### Written problem
Go through the listing below and list every line with "together".

++++ Recorded information

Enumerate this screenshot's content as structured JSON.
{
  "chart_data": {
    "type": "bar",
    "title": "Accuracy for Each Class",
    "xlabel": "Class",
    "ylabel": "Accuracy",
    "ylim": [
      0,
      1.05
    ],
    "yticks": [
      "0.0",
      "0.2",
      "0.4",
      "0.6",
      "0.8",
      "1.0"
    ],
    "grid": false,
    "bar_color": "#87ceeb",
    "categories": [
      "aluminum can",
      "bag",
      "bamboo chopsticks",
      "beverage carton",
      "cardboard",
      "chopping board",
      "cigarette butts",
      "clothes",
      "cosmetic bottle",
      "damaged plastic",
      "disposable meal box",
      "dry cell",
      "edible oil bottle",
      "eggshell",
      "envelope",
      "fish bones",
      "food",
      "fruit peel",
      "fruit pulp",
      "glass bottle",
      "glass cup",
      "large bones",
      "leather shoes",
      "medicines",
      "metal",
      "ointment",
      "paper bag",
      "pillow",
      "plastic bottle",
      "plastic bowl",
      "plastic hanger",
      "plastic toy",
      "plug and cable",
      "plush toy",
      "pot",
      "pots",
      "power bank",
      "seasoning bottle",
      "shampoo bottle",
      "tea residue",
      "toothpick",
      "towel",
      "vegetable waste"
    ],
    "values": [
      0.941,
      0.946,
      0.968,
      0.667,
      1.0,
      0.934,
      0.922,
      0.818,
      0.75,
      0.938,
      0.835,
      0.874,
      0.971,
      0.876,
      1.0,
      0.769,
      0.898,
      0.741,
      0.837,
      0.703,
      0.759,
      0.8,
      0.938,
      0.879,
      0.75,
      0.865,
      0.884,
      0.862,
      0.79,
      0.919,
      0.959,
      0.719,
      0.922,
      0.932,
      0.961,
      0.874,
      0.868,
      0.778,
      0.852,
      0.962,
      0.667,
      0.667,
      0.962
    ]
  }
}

++++++++
++++ Recorded information

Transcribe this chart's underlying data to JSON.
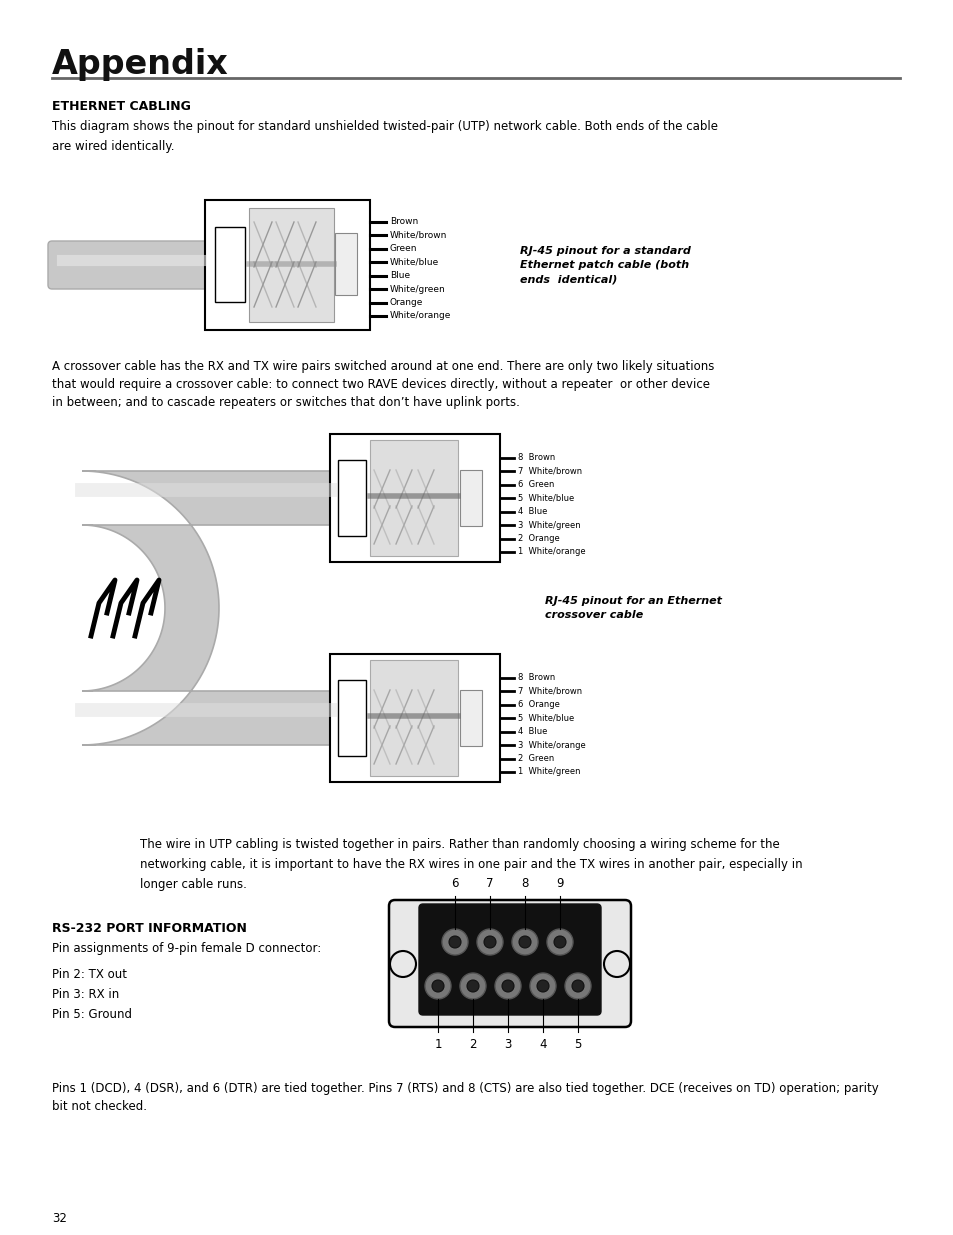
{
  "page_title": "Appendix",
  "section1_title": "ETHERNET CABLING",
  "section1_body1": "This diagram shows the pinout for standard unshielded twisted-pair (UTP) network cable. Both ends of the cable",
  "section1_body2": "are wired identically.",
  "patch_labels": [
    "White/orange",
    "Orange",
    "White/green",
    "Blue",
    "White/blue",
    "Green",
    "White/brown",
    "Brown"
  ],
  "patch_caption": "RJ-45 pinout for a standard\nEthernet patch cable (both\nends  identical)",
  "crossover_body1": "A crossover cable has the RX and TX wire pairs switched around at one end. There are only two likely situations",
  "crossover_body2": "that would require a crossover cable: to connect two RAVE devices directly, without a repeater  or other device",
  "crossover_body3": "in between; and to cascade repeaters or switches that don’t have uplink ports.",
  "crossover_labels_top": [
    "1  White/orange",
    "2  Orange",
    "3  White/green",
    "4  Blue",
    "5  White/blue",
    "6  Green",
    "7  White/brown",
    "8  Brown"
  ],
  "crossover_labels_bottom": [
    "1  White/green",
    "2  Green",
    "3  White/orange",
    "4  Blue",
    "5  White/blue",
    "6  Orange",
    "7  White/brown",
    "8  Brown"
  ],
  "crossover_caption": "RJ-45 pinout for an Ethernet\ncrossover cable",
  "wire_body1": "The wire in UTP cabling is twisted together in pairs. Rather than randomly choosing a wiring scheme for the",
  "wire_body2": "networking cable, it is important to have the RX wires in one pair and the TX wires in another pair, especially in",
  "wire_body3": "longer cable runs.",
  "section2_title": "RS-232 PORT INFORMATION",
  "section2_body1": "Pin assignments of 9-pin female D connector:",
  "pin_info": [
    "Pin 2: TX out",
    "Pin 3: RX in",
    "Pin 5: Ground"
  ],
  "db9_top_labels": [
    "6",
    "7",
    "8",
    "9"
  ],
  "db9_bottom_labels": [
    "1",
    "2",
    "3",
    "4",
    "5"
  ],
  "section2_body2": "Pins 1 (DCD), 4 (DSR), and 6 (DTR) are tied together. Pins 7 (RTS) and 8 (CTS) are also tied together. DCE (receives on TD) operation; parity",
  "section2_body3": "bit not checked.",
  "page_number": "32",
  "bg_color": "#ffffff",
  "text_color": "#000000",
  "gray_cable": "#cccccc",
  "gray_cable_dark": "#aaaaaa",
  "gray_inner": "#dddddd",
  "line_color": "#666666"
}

++++++++

### Task answer
  "wire_body1": "The wire in UTP cabling is twisted together in pairs. Rather than randomly choosing a wiring scheme for the",
  "section2_body2": "Pins 1 (DCD), 4 (DSR), and 6 (DTR) are tied together. Pins 7 (RTS) and 8 (CTS) are also tied together. DCE (receives on TD) operation; parity",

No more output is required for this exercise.